- _WHAT IS NEEDED_: Using the entries that follow, count the lines containing the word "本大题共" and give that number by itself.

Data records:
***

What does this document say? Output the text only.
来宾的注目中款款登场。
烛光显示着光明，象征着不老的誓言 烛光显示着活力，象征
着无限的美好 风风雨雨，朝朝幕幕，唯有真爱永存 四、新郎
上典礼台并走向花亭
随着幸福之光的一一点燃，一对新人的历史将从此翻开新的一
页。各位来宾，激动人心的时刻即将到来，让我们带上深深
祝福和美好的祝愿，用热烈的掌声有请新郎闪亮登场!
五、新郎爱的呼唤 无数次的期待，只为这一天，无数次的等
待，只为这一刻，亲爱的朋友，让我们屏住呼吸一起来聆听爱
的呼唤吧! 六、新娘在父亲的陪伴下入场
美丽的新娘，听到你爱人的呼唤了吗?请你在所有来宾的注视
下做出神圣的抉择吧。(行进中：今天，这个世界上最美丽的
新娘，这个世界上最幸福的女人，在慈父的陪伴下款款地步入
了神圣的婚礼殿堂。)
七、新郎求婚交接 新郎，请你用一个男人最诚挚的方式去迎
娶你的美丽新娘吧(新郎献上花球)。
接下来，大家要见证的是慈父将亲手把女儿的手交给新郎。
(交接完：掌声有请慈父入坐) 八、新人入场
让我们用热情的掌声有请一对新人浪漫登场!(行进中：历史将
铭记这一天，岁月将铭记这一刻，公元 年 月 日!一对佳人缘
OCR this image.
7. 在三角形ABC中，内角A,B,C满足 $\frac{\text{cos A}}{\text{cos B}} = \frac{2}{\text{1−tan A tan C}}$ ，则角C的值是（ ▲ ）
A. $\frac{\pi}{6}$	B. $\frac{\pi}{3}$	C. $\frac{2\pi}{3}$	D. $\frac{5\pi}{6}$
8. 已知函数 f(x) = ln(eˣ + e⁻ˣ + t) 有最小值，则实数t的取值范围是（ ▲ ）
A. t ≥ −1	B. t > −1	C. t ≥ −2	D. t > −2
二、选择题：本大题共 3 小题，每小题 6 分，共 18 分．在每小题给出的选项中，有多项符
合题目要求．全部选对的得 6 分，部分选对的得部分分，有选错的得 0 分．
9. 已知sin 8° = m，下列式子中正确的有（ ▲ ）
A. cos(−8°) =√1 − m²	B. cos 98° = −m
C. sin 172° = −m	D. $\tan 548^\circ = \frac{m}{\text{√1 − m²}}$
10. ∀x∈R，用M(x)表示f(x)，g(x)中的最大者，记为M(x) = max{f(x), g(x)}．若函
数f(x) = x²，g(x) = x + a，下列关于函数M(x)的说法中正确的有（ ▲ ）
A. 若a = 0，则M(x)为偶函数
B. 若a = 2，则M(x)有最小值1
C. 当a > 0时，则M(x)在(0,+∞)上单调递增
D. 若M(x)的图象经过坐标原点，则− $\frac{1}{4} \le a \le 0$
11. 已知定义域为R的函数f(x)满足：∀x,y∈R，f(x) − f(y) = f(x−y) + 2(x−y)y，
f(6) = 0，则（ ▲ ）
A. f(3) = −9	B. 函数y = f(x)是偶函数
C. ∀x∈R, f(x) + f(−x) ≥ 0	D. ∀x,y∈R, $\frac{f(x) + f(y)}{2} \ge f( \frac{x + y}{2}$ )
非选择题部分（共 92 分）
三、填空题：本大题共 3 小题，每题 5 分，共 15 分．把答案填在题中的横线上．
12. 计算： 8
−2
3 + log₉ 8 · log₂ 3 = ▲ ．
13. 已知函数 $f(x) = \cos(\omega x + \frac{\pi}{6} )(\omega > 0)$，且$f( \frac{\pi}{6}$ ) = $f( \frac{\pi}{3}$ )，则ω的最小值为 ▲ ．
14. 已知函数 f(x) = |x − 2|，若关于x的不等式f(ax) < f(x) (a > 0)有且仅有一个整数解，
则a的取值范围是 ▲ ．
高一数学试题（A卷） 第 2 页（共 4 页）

***

- _SOLUTION TO THIS PROBLEM_: 2